■ TO DO:
State how many lines hold the string "marker". Give the number and nothing else.

————————

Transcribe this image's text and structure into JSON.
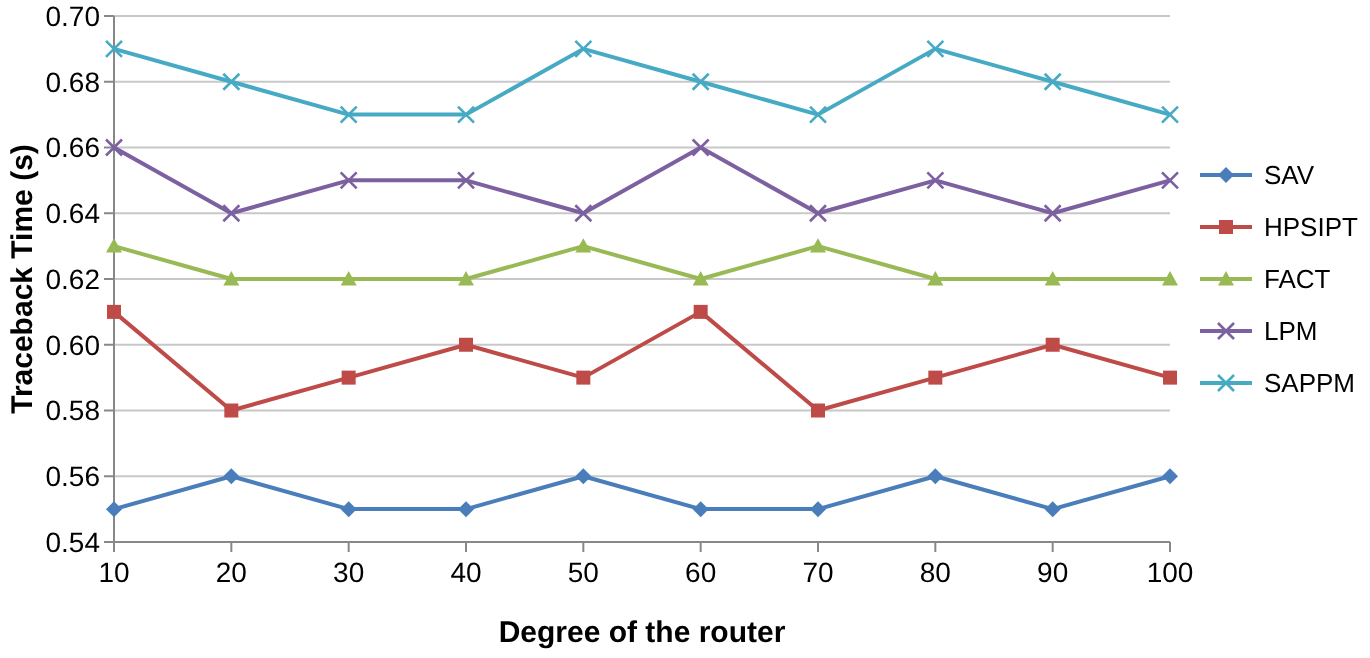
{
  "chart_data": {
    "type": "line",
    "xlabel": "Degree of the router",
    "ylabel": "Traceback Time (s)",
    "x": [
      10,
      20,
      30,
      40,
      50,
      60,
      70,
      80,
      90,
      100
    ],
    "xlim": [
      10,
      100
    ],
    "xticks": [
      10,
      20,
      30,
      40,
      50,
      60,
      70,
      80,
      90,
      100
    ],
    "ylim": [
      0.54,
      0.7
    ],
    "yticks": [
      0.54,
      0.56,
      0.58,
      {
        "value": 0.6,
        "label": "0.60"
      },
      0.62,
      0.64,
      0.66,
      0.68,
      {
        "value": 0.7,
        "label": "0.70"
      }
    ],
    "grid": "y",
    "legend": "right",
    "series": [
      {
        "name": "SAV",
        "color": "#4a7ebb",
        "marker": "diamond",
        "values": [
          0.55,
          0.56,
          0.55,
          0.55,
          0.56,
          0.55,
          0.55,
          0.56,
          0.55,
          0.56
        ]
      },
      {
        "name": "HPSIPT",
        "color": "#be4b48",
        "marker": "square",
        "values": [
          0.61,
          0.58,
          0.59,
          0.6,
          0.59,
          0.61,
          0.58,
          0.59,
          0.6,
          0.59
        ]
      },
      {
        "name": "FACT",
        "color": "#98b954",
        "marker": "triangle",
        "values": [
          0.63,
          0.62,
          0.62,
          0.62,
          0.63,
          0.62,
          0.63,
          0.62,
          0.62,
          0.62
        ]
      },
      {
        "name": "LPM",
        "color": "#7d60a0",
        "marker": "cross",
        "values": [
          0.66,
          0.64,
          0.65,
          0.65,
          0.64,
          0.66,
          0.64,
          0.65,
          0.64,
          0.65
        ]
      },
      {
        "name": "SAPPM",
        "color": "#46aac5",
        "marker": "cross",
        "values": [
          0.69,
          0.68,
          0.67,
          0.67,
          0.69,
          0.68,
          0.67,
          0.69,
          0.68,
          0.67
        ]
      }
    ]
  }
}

————————

■ EXERCISE ANSWER:
5